| SET TASK |
Pull every line holding the string "strip" from the records below.

Stored entries
'''
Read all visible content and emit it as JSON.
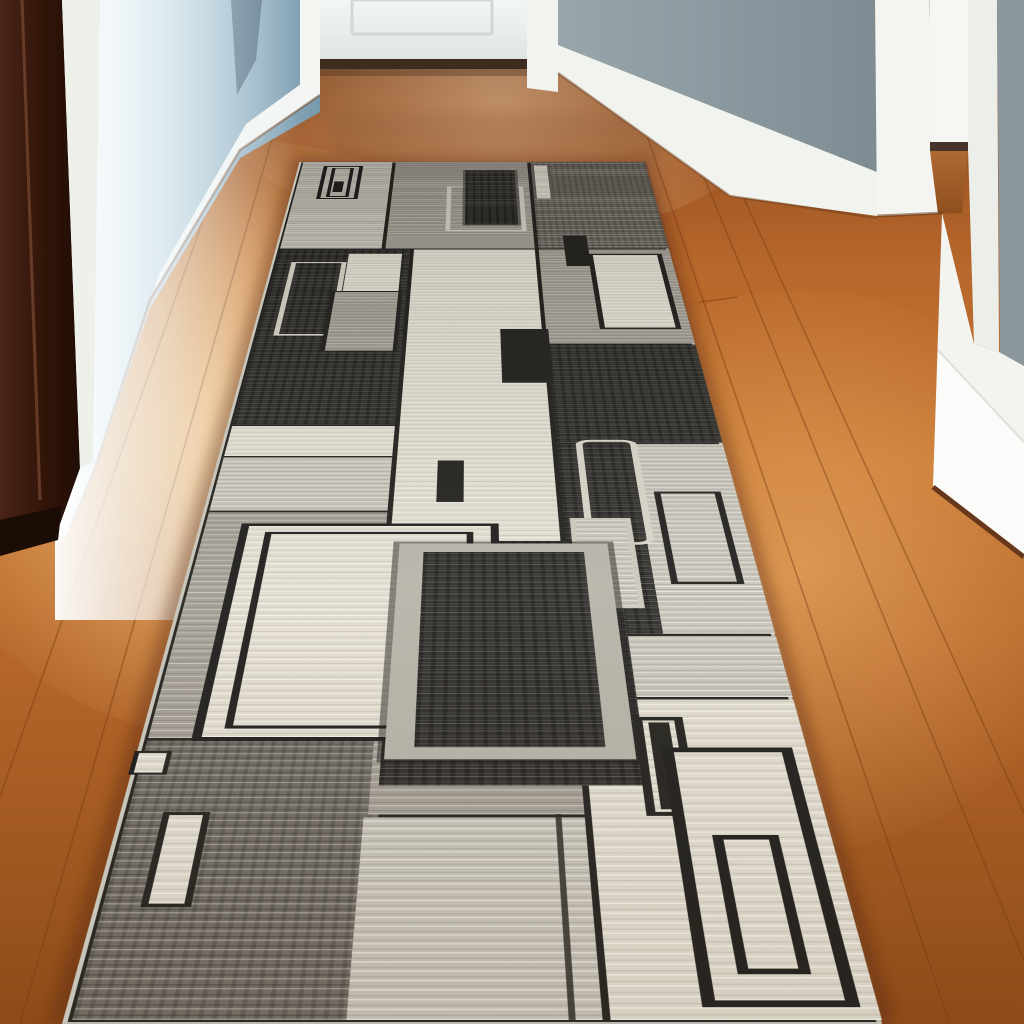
{
  "scene": {
    "description": "Photograph of a hallway with warm hardwood floor, blue-gray and white walls, a white door at the far end, a dark brown door frame at left, white doorway casings at right, and a long geometric gray runner rug",
    "text_content": "none"
  },
  "palette": {
    "wood_mid": "#b8682c",
    "wood_dark": "#8e4a1a",
    "wood_highlight": "#e8a55f",
    "wall_blue": "#9fbccb",
    "wall_slate": "#5b7487",
    "wall_gray_right": "#8b979d",
    "trim_white": "#f2f5f3",
    "door_white": "#f1f4f2",
    "door_frame_brown": "#2a1209",
    "rug_black": "#2f2e2b",
    "rug_dark_gray": "#716d66",
    "rug_mid_gray": "#a49f96",
    "rug_light_gray": "#c8c4ba",
    "rug_cream": "#e2ddd0",
    "rug_outline_dark": "#23221f",
    "rug_outline_light": "#d8d4c8",
    "rug_binding": "#c8c5bb"
  },
  "rug": {
    "layers": [
      {
        "n": "patch-lgray-top-left",
        "tex": "tex-lgray",
        "x": 0,
        "d": 3230,
        "w": 220,
        "h": 868,
        "patch": true
      },
      {
        "n": "patch-mgray-top-center",
        "tex": "tex-mgray",
        "x": 220,
        "d": 3230,
        "w": 320,
        "h": 868,
        "patch": true
      },
      {
        "n": "patch-dgray-top-right",
        "tex": "tex-dgray",
        "x": 540,
        "d": 3230,
        "w": 280,
        "h": 868,
        "patch": true
      },
      {
        "n": "patch-black-left",
        "tex": "tex-black",
        "x": 0,
        "d": 2000,
        "w": 280,
        "h": 1230,
        "patch": true
      },
      {
        "n": "patch-cream-center",
        "tex": "tex-cream",
        "x": 280,
        "d": 700,
        "w": 260,
        "h": 2530,
        "patch": true
      },
      {
        "n": "patch-mgray-right",
        "tex": "tex-mgray",
        "x": 540,
        "d": 2500,
        "w": 280,
        "h": 730,
        "patch": true
      },
      {
        "n": "patch-cream-strip-left",
        "tex": "tex-cream",
        "x": 0,
        "d": 1830,
        "w": 280,
        "h": 170,
        "patch": true
      },
      {
        "n": "patch-lgray-left",
        "tex": "tex-lgray",
        "x": 0,
        "d": 1560,
        "w": 280,
        "h": 270,
        "patch": true
      },
      {
        "n": "patch-mgray-left",
        "tex": "tex-mgray",
        "x": 0,
        "d": 700,
        "w": 280,
        "h": 860,
        "patch": true
      },
      {
        "n": "patch-black-right-upper",
        "tex": "tex-black",
        "x": 540,
        "d": 1900,
        "w": 280,
        "h": 600,
        "patch": true
      },
      {
        "n": "patch-black-right",
        "tex": "tex-black",
        "x": 540,
        "d": 1050,
        "w": 130,
        "h": 850,
        "patch": true
      },
      {
        "n": "patch-lgray-strip-right",
        "tex": "tex-lgray",
        "x": 660,
        "d": 1050,
        "w": 160,
        "h": 850,
        "patch": true
      },
      {
        "n": "patch-lgray-band-right",
        "tex": "tex-lgray",
        "x": 540,
        "d": 830,
        "w": 280,
        "h": 220,
        "patch": true
      },
      {
        "n": "patch-cream-bottom-right",
        "tex": "tex-cream",
        "x": 540,
        "d": 0,
        "w": 280,
        "h": 830,
        "patch": true
      },
      {
        "n": "patch-dgray-bottom-left",
        "tex": "tex-dgray",
        "x": 0,
        "d": 0,
        "w": 300,
        "h": 700,
        "patch": true
      },
      {
        "n": "patch-mgray-bottom-center",
        "tex": "tex-mgray",
        "x": 280,
        "d": 480,
        "w": 260,
        "h": 220,
        "patch": true
      },
      {
        "n": "patch-lgray-bottom-center",
        "tex": "tex-lgray",
        "x": 275,
        "d": 0,
        "w": 265,
        "h": 480,
        "patch": true
      },
      {
        "n": "patch-black-center",
        "tex": "tex-black",
        "x": 290,
        "d": 560,
        "w": 330,
        "h": 870,
        "patch": true
      },
      {
        "n": "motif-cream-square-topleft",
        "tex": "tex-cream",
        "x": 150,
        "d": 2870,
        "w": 110,
        "h": 320
      },
      {
        "n": "motif-white-outline-top",
        "x": 348,
        "d": 3390,
        "w": 174,
        "h": 440,
        "border": "10px solid #d9d5c9"
      },
      {
        "n": "motif-black-rect-top",
        "tex": "tex-black",
        "x": 390,
        "d": 3450,
        "w": 115,
        "h": 550,
        "shadow": "0 0 0 6px rgba(25,24,22,0.45)"
      },
      {
        "n": "motif-double-square",
        "x": 55,
        "d": 3700,
        "w": 93,
        "h": 350,
        "border": "9px solid #1d1c1a",
        "children": [
          {
            "n": "motif-double-square-inner",
            "x": 12,
            "d": 12,
            "w": 51,
            "h": 308,
            "border": "8px solid #1d1c1a"
          },
          {
            "n": "motif-double-square-dot",
            "x": 24,
            "d": 60,
            "w": 22,
            "h": 110,
            "bg": "#1d1c1a"
          }
        ]
      },
      {
        "n": "motif-cream-bar-topright",
        "tex": "tex-cream",
        "x": 545,
        "d": 3700,
        "w": 43,
        "h": 360,
        "border": "6px solid rgba(35,33,30,0.65)"
      },
      {
        "n": "motif-black-sq-right",
        "x": 598,
        "d": 3085,
        "w": 50,
        "h": 265,
        "bg": "#24231f"
      },
      {
        "n": "motif-white-outline-left",
        "x": 35,
        "d": 2560,
        "w": 113,
        "h": 560,
        "border": "10px solid #d8d4c8"
      },
      {
        "n": "motif-mgray-rect-left",
        "tex": "tex-mgray",
        "x": 128,
        "d": 2450,
        "w": 140,
        "h": 435,
        "border": "8px solid #23221f"
      },
      {
        "n": "motif-cream-outline-right",
        "tex": "tex-cream",
        "x": 645,
        "d": 2605,
        "w": 153,
        "h": 585,
        "border": "10px solid #23221f"
      },
      {
        "n": "motif-black-bar-center1",
        "x": 458,
        "d": 2250,
        "w": 90,
        "h": 355,
        "bg": "#24231f"
      },
      {
        "n": "motif-black-bar-center2",
        "x": 350,
        "d": 1605,
        "w": 42,
        "h": 205,
        "bg": "#24231f"
      },
      {
        "n": "motif-white-rounded-outline",
        "x": 575,
        "d": 1410,
        "w": 100,
        "h": 510,
        "border": "11px solid #d8d4c8",
        "radius": "26px"
      },
      {
        "n": "motif-lgray-rect-right",
        "tex": "tex-lgray",
        "x": 553,
        "d": 1150,
        "w": 92,
        "h": 380,
        "border": "8px solid #ccc8bc"
      },
      {
        "n": "motif-black-outline-strip",
        "x": 688,
        "d": 1245,
        "w": 104,
        "h": 410,
        "border": "10px solid #23221f"
      },
      {
        "n": "motif-big-double-outline",
        "tex": "tex-cream",
        "x": 58,
        "d": 695,
        "w": 387,
        "h": 810,
        "border": "12px solid #1f1e1c",
        "children": [
          {
            "n": "motif-big-double-outline-inner",
            "x": 26,
            "d": 26,
            "w": 311,
            "h": 734,
            "border": "10px solid #1f1e1c"
          }
        ]
      },
      {
        "n": "motif-framed-black-panel",
        "tex": "tex-black",
        "x": 298,
        "d": 640,
        "w": 307,
        "h": 775,
        "border": "36px solid #b8b4aa",
        "shadow": "0 0 0 9px rgba(25,24,22,0.5)"
      },
      {
        "n": "motif-cream-bar-bottomleft",
        "tex": "tex-cream",
        "x": 45,
        "d": 250,
        "w": 55,
        "h": 240,
        "border": "8px solid #23221f"
      },
      {
        "n": "motif-cream-bar-edge",
        "tex": "tex-cream",
        "x": -8,
        "d": 595,
        "w": 46,
        "h": 70,
        "border": "6px solid #23221f"
      },
      {
        "n": "motif-black-frame-small",
        "tex": "tex-cream",
        "x": 608,
        "d": 480,
        "w": 62,
        "h": 290,
        "border": "11px solid #23221f",
        "children": [
          {
            "n": "motif-black-frame-small-fill",
            "x": 7,
            "d": 7,
            "w": 26,
            "h": 254,
            "bg": "#24231f"
          }
        ]
      },
      {
        "n": "motif-black-frame-large",
        "tex": "tex-cream",
        "x": 638,
        "d": 30,
        "w": 160,
        "h": 645,
        "border": "14px solid #1f1e1c",
        "children": [
          {
            "n": "motif-black-frame-large-inner",
            "x": 28,
            "d": 55,
            "w": 76,
            "h": 330,
            "border": "12px solid #1f1e1c"
          }
        ]
      },
      {
        "n": "motif-dark-seam-line",
        "x": 502,
        "d": 0,
        "w": 7,
        "h": 485,
        "bg": "rgba(42,40,36,0.85)"
      },
      {
        "n": "rug-lighting-overlay",
        "x": 0,
        "d": 0,
        "w": 820,
        "h": 4098,
        "bg": "linear-gradient(to top, rgba(115,88,60,0.10) 0%, rgba(255,255,255,0.05) 30%, rgba(32,30,26,0.10) 75%, rgba(30,28,24,0.22) 100%)"
      }
    ]
  }
}
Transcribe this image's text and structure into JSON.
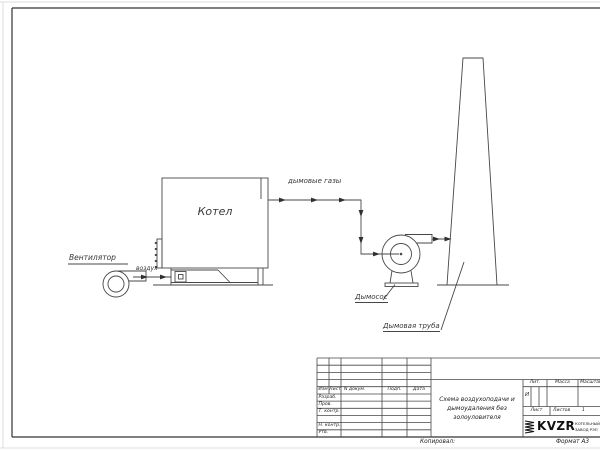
'''
| REPLY TO THE TASK |
        "n": "patch-cream-strip-left",
        "n": "patch-lgray-strip-right",
        "n": "motif-black-outline-strip",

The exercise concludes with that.